● RECORD LIST:
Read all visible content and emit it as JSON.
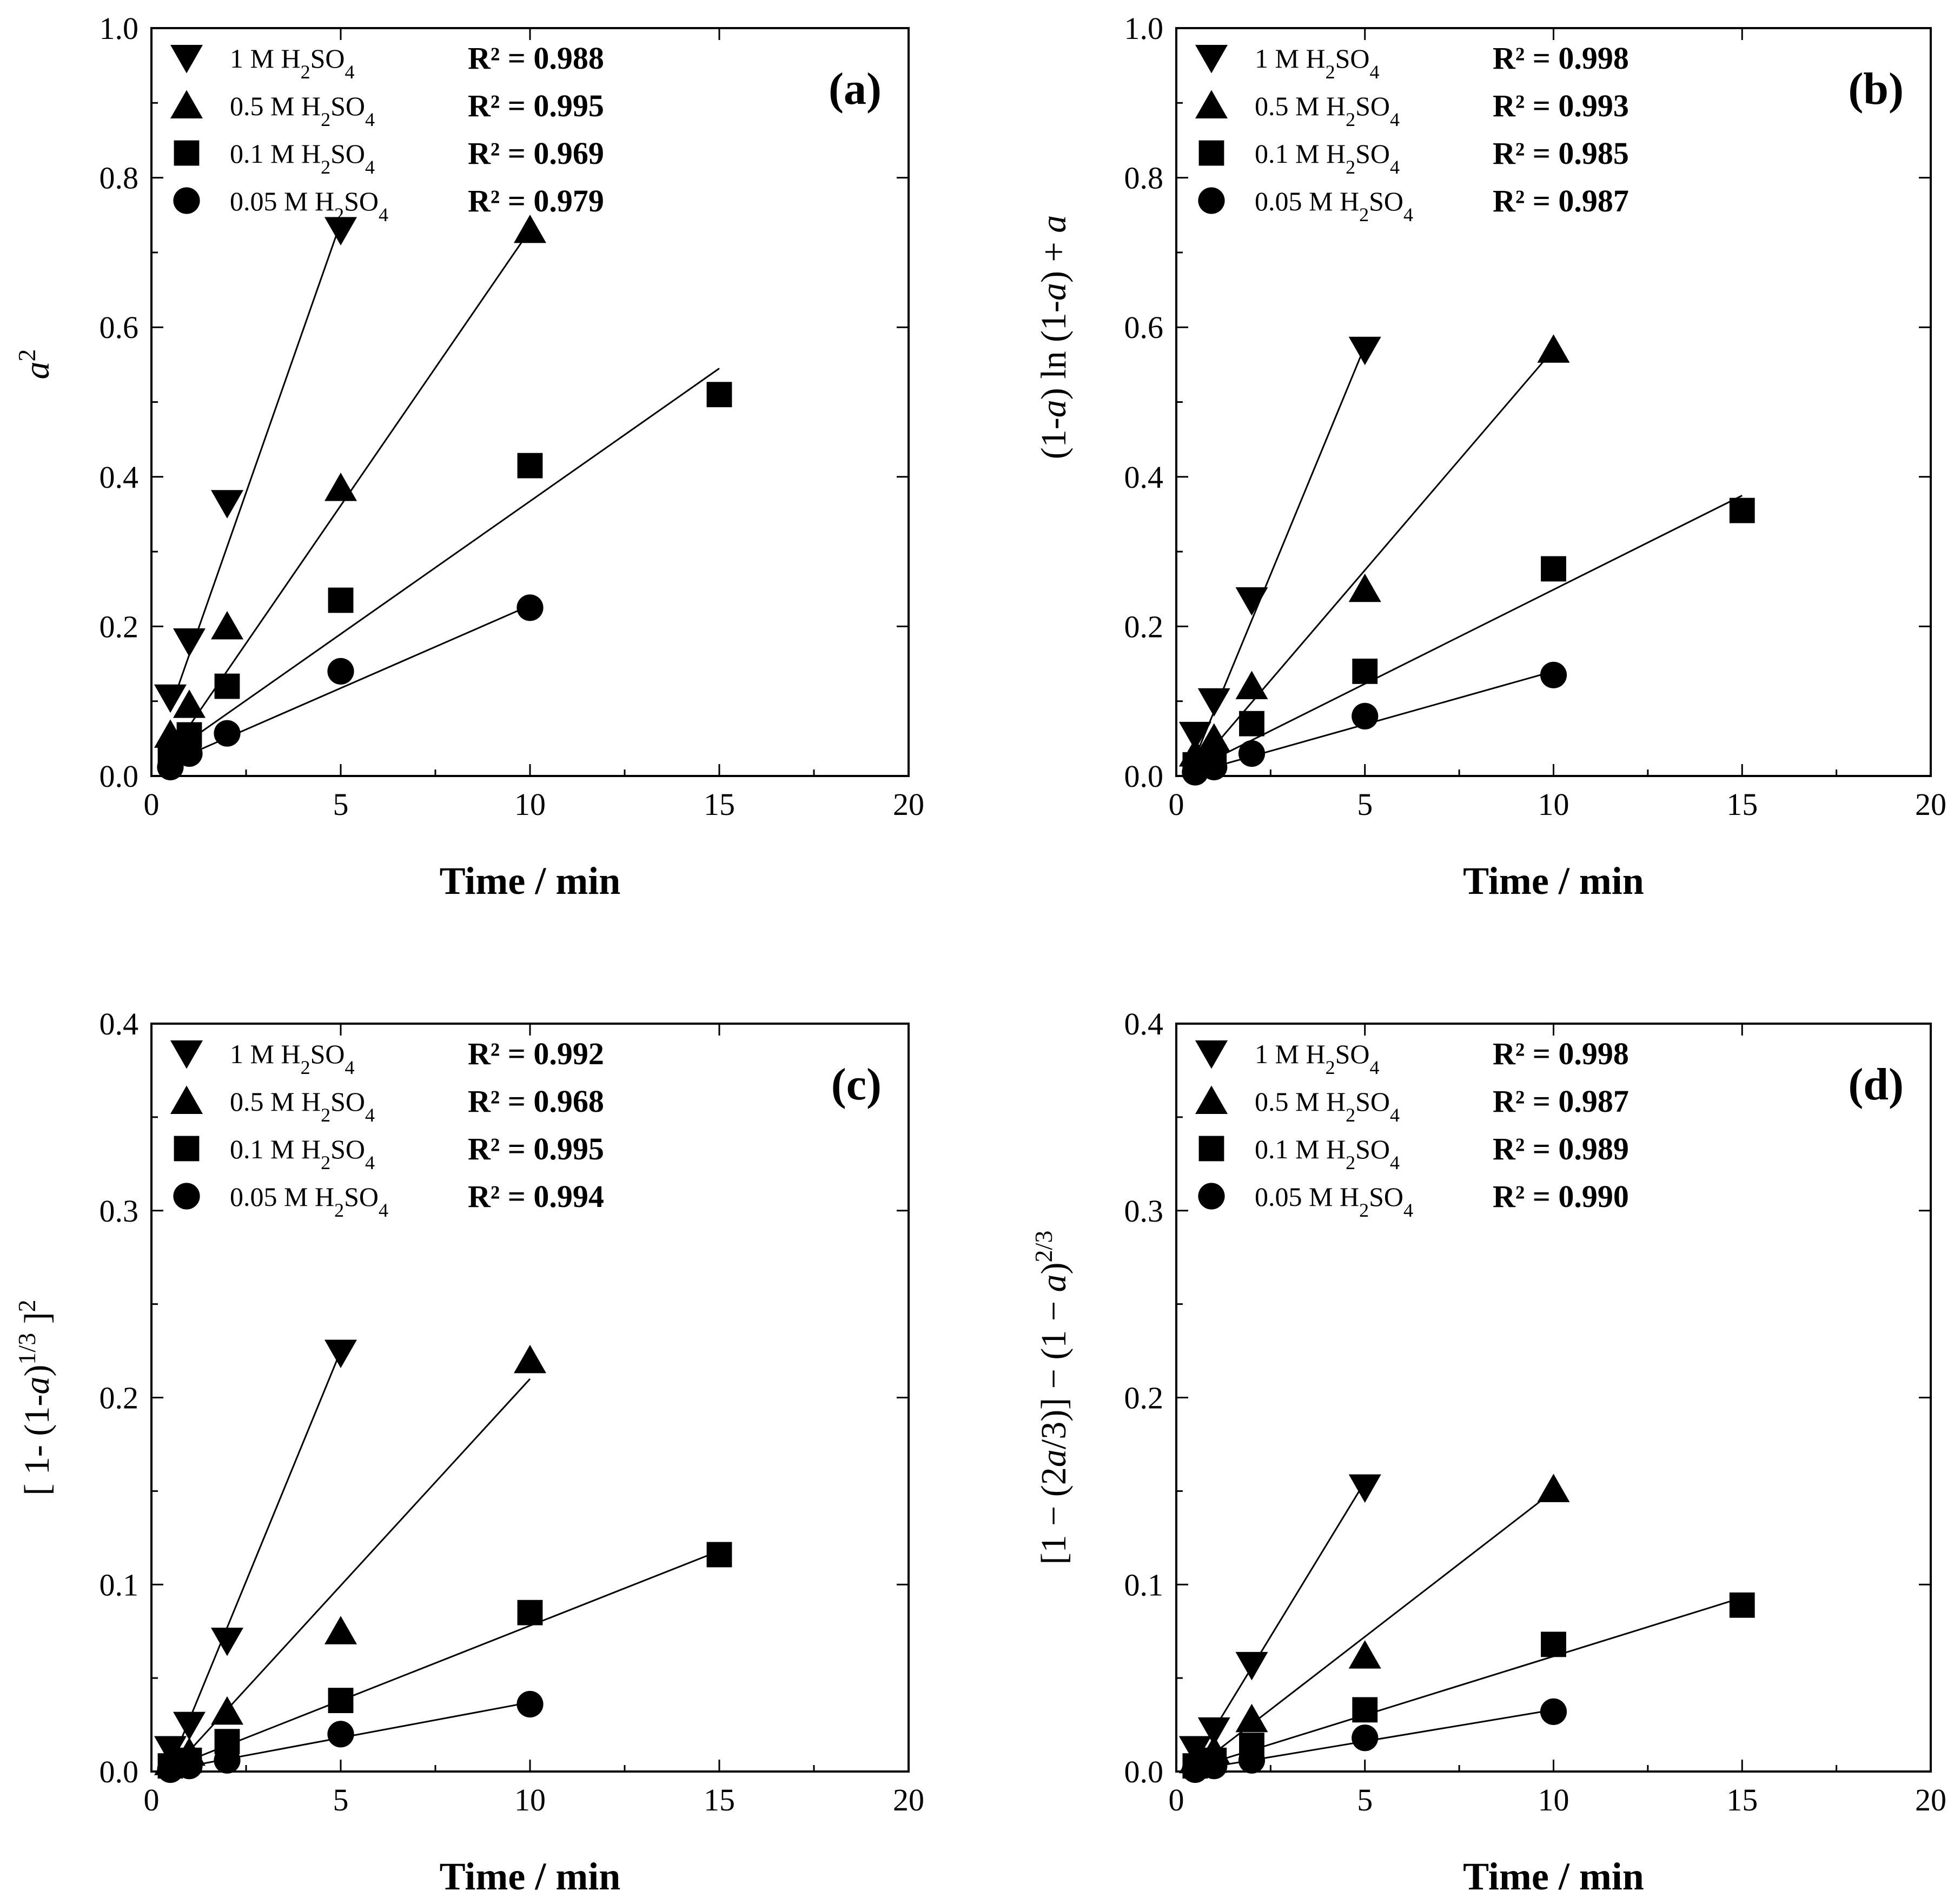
{
  "marker_color": "#000000",
  "chart_data": [
    {
      "type": "scatter",
      "panel": "(a)",
      "xlabel": "Time / min",
      "ylabel": "a^2",
      "xlim": [
        0,
        20
      ],
      "ylim": [
        0,
        1.0
      ],
      "xticks": [
        "0",
        "5",
        "10",
        "15",
        "20"
      ],
      "yticks": [
        "0.0",
        "0.2",
        "0.4",
        "0.6",
        "0.8",
        "1.0"
      ],
      "series": [
        {
          "name": "1 M H2SO4",
          "label_parts": [
            "1 M H",
            "2",
            "SO",
            "4"
          ],
          "marker": "triangle-down",
          "r2": "R² = 0.988",
          "x": [
            0.5,
            1,
            2,
            5
          ],
          "y": [
            0.105,
            0.18,
            0.365,
            0.73
          ],
          "fit": [
            [
              0.5,
              0.09
            ],
            [
              5,
              0.74
            ]
          ]
        },
        {
          "name": "0.5 M H2SO4",
          "label_parts": [
            "0.5 M H",
            "2",
            "SO",
            "4"
          ],
          "marker": "triangle-up",
          "r2": "R² = 0.995",
          "x": [
            0.5,
            1,
            2,
            5,
            10
          ],
          "y": [
            0.055,
            0.095,
            0.2,
            0.385,
            0.73
          ],
          "fit": [
            [
              0.5,
              0.03
            ],
            [
              10,
              0.73
            ]
          ]
        },
        {
          "name": "0.1 M H2SO4",
          "label_parts": [
            "0.1 M H",
            "2",
            "SO",
            "4"
          ],
          "marker": "square",
          "r2": "R² = 0.969",
          "x": [
            0.5,
            1,
            2,
            5,
            10,
            15
          ],
          "y": [
            0.03,
            0.055,
            0.12,
            0.235,
            0.415,
            0.51
          ],
          "fit": [
            [
              0.5,
              0.03
            ],
            [
              15,
              0.545
            ]
          ]
        },
        {
          "name": "0.05 M H2SO4",
          "label_parts": [
            "0.05 M H",
            "2",
            "SO",
            "4"
          ],
          "marker": "circle",
          "r2": "R² = 0.979",
          "x": [
            0.5,
            1,
            2,
            5,
            10
          ],
          "y": [
            0.012,
            0.03,
            0.057,
            0.14,
            0.225
          ],
          "fit": [
            [
              0.5,
              0.018
            ],
            [
              10,
              0.228
            ]
          ]
        }
      ]
    },
    {
      "type": "scatter",
      "panel": "(b)",
      "xlabel": "Time / min",
      "ylabel": "(1-a) ln (1-a) + a",
      "xlim": [
        0,
        20
      ],
      "ylim": [
        0,
        1.0
      ],
      "xticks": [
        "0",
        "5",
        "10",
        "15",
        "20"
      ],
      "yticks": [
        "0.0",
        "0.2",
        "0.4",
        "0.6",
        "0.8",
        "1.0"
      ],
      "series": [
        {
          "name": "1 M H2SO4",
          "label_parts": [
            "1 M H",
            "2",
            "SO",
            "4"
          ],
          "marker": "triangle-down",
          "r2": "R² = 0.998",
          "x": [
            0.5,
            1,
            2,
            5
          ],
          "y": [
            0.055,
            0.1,
            0.235,
            0.57
          ],
          "fit": [
            [
              0.5,
              0.025
            ],
            [
              5,
              0.575
            ]
          ]
        },
        {
          "name": "0.5 M H2SO4",
          "label_parts": [
            "0.5 M H",
            "2",
            "SO",
            "4"
          ],
          "marker": "triangle-up",
          "r2": "R² = 0.993",
          "x": [
            0.5,
            1,
            2,
            5,
            10
          ],
          "y": [
            0.03,
            0.05,
            0.12,
            0.25,
            0.57
          ],
          "fit": [
            [
              0.5,
              0.01
            ],
            [
              10,
              0.57
            ]
          ]
        },
        {
          "name": "0.1 M H2SO4",
          "label_parts": [
            "0.1 M H",
            "2",
            "SO",
            "4"
          ],
          "marker": "square",
          "r2": "R² = 0.985",
          "x": [
            0.5,
            1,
            2,
            5,
            10,
            15
          ],
          "y": [
            0.015,
            0.025,
            0.07,
            0.14,
            0.277,
            0.355
          ],
          "fit": [
            [
              0.5,
              0.01
            ],
            [
              15,
              0.375
            ]
          ]
        },
        {
          "name": "0.05 M H2SO4",
          "label_parts": [
            "0.05 M H",
            "2",
            "SO",
            "4"
          ],
          "marker": "circle",
          "r2": "R² = 0.987",
          "x": [
            0.5,
            1,
            2,
            5,
            10
          ],
          "y": [
            0.005,
            0.012,
            0.03,
            0.08,
            0.135
          ],
          "fit": [
            [
              0.5,
              0.005
            ],
            [
              10,
              0.14
            ]
          ]
        }
      ]
    },
    {
      "type": "scatter",
      "panel": "(c)",
      "xlabel": "Time / min",
      "ylabel": "[ 1- (1-a)^1/3 ]^2",
      "xlim": [
        0,
        20
      ],
      "ylim": [
        0,
        0.4
      ],
      "xticks": [
        "0",
        "5",
        "10",
        "15",
        "20"
      ],
      "yticks": [
        "0.0",
        "0.1",
        "0.2",
        "0.3",
        "0.4"
      ],
      "series": [
        {
          "name": "1 M H2SO4",
          "label_parts": [
            "1 M H",
            "2",
            "SO",
            "4"
          ],
          "marker": "triangle-down",
          "r2": "R² = 0.992",
          "x": [
            0.5,
            1,
            2,
            5
          ],
          "y": [
            0.012,
            0.025,
            0.07,
            0.224
          ],
          "fit": [
            [
              0.5,
              0.003
            ],
            [
              5,
              0.225
            ]
          ]
        },
        {
          "name": "0.5 M H2SO4",
          "label_parts": [
            "0.5 M H",
            "2",
            "SO",
            "4"
          ],
          "marker": "triangle-up",
          "r2": "R² = 0.968",
          "x": [
            0.5,
            1,
            2,
            5,
            10
          ],
          "y": [
            0.005,
            0.01,
            0.032,
            0.075,
            0.22
          ],
          "fit": [
            [
              0.5,
              0.0
            ],
            [
              10,
              0.21
            ]
          ]
        },
        {
          "name": "0.1 M H2SO4",
          "label_parts": [
            "0.1 M H",
            "2",
            "SO",
            "4"
          ],
          "marker": "square",
          "r2": "R² = 0.995",
          "x": [
            0.5,
            1,
            2,
            5,
            10,
            15
          ],
          "y": [
            0.003,
            0.006,
            0.016,
            0.038,
            0.085,
            0.116
          ],
          "fit": [
            [
              0.5,
              0.002
            ],
            [
              15,
              0.118
            ]
          ]
        },
        {
          "name": "0.05 M H2SO4",
          "label_parts": [
            "0.05 M H",
            "2",
            "SO",
            "4"
          ],
          "marker": "circle",
          "r2": "R² = 0.994",
          "x": [
            0.5,
            1,
            2,
            5,
            10
          ],
          "y": [
            0.001,
            0.003,
            0.006,
            0.02,
            0.036
          ],
          "fit": [
            [
              0.5,
              0.001
            ],
            [
              10,
              0.037
            ]
          ]
        }
      ]
    },
    {
      "type": "scatter",
      "panel": "(d)",
      "xlabel": "Time / min",
      "ylabel": "[1 − (2a/3)] − (1 − a)^2/3",
      "xlim": [
        0,
        20
      ],
      "ylim": [
        0,
        0.4
      ],
      "xticks": [
        "0",
        "5",
        "10",
        "15",
        "20"
      ],
      "yticks": [
        "0.0",
        "0.1",
        "0.2",
        "0.3",
        "0.4"
      ],
      "series": [
        {
          "name": "1 M H2SO4",
          "label_parts": [
            "1 M H",
            "2",
            "SO",
            "4"
          ],
          "marker": "triangle-down",
          "r2": "R² = 0.998",
          "x": [
            0.5,
            1,
            2,
            5
          ],
          "y": [
            0.012,
            0.022,
            0.057,
            0.152
          ],
          "fit": [
            [
              0.5,
              0.006
            ],
            [
              5,
              0.155
            ]
          ]
        },
        {
          "name": "0.5 M H2SO4",
          "label_parts": [
            "0.5 M H",
            "2",
            "SO",
            "4"
          ],
          "marker": "triangle-up",
          "r2": "R² = 0.987",
          "x": [
            0.5,
            1,
            2,
            5,
            10
          ],
          "y": [
            0.006,
            0.011,
            0.028,
            0.062,
            0.151
          ],
          "fit": [
            [
              0.5,
              0.002
            ],
            [
              10,
              0.15
            ]
          ]
        },
        {
          "name": "0.1 M H2SO4",
          "label_parts": [
            "0.1 M H",
            "2",
            "SO",
            "4"
          ],
          "marker": "square",
          "r2": "R² = 0.989",
          "x": [
            0.5,
            1,
            2,
            5,
            10,
            15
          ],
          "y": [
            0.003,
            0.006,
            0.014,
            0.033,
            0.068,
            0.089
          ],
          "fit": [
            [
              0.5,
              0.002
            ],
            [
              15,
              0.093
            ]
          ]
        },
        {
          "name": "0.05 M H2SO4",
          "label_parts": [
            "0.05 M H",
            "2",
            "SO",
            "4"
          ],
          "marker": "circle",
          "r2": "R² = 0.990",
          "x": [
            0.5,
            1,
            2,
            5,
            10
          ],
          "y": [
            0.001,
            0.003,
            0.006,
            0.018,
            0.032
          ],
          "fit": [
            [
              0.5,
              0.001
            ],
            [
              10,
              0.033
            ]
          ]
        }
      ]
    }
  ]
}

● AIM OF THE TASK: All lines above containing the string "ylabel" are to be collected.

● THE SOLUTION:
      "ylabel": "a^2",
      "ylabel": "(1-a) ln (1-a) + a",
      "ylabel": "[ 1- (1-a)^1/3 ]^2",
      "ylabel": "[1 − (2a/3)] − (1 − a)^2/3",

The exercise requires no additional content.